Dataset rows
┌──

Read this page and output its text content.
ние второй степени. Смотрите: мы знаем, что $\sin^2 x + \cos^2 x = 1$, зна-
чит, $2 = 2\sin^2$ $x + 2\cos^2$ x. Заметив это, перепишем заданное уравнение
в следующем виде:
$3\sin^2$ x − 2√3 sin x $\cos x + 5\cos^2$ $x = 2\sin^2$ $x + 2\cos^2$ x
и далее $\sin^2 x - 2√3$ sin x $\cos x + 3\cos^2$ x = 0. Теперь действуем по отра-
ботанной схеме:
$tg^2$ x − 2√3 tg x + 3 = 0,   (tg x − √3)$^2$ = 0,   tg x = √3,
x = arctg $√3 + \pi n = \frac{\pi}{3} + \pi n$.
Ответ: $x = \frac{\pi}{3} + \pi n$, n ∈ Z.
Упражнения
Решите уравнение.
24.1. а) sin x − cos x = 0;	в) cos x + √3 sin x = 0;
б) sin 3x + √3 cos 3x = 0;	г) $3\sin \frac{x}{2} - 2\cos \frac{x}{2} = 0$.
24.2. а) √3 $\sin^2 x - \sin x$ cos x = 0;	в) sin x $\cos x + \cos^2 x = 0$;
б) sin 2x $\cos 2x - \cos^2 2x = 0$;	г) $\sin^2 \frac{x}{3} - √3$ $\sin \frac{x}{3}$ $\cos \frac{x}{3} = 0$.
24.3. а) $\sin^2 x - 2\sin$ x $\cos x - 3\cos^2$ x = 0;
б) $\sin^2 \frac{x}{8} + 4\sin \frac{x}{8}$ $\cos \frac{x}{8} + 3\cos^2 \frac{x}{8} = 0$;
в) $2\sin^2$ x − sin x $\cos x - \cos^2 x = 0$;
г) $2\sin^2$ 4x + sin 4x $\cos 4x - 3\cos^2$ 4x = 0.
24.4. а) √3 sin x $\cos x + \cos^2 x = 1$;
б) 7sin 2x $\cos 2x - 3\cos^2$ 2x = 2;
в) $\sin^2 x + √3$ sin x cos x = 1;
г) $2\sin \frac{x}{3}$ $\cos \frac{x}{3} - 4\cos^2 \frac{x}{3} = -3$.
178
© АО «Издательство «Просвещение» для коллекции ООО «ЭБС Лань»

└──

:: Problem to solve ::
Repeat every entry word for word.

:: Worked solution ::
Read this page and output its text content.
ние второй степени. Смотрите: мы знаем, что $\sin^2 x + \cos^2 x = 1$, зна-
чит, $2 = 2\sin^2$ $x + 2\cos^2$ x. Заметив это, перепишем заданное уравнение
в следующем виде:
$3\sin^2$ x − 2√3 sin x $\cos x + 5\cos^2$ $x = 2\sin^2$ $x + 2\cos^2$ x
и далее $\sin^2 x - 2√3$ sin x $\cos x + 3\cos^2$ x = 0. Теперь действуем по отра-
ботанной схеме:
$tg^2$ x − 2√3 tg x + 3 = 0,   (tg x − √3)$^2$ = 0,   tg x = √3,
x = arctg $√3 + \pi n = \frac{\pi}{3} + \pi n$.
Ответ: $x = \frac{\pi}{3} + \pi n$, n ∈ Z.
Упражнения
Решите уравнение.
24.1. а) sin x − cos x = 0;	в) cos x + √3 sin x = 0;
б) sin 3x + √3 cos 3x = 0;	г) $3\sin \frac{x}{2} - 2\cos \frac{x}{2} = 0$.
24.2. а) √3 $\sin^2 x - \sin x$ cos x = 0;	в) sin x $\cos x + \cos^2 x = 0$;
б) sin 2x $\cos 2x - \cos^2 2x = 0$;	г) $\sin^2 \frac{x}{3} - √3$ $\sin \frac{x}{3}$ $\cos \frac{x}{3} = 0$.
24.3. а) $\sin^2 x - 2\sin$ x $\cos x - 3\cos^2$ x = 0;
б) $\sin^2 \frac{x}{8} + 4\sin \frac{x}{8}$ $\cos \frac{x}{8} + 3\cos^2 \frac{x}{8} = 0$;
в) $2\sin^2$ x − sin x $\cos x - \cos^2 x = 0$;
г) $2\sin^2$ 4x + sin 4x $\cos 4x - 3\cos^2$ 4x = 0.
24.4. а) √3 sin x $\cos x + \cos^2 x = 1$;
б) 7sin 2x $\cos 2x - 3\cos^2$ 2x = 2;
в) $\sin^2 x + √3$ sin x cos x = 1;
г) $2\sin \frac{x}{3}$ $\cos \frac{x}{3} - 4\cos^2 \frac{x}{3} = -3$.
178
© АО «Издательство «Просвещение» для коллекции ООО «ЭБС Лань»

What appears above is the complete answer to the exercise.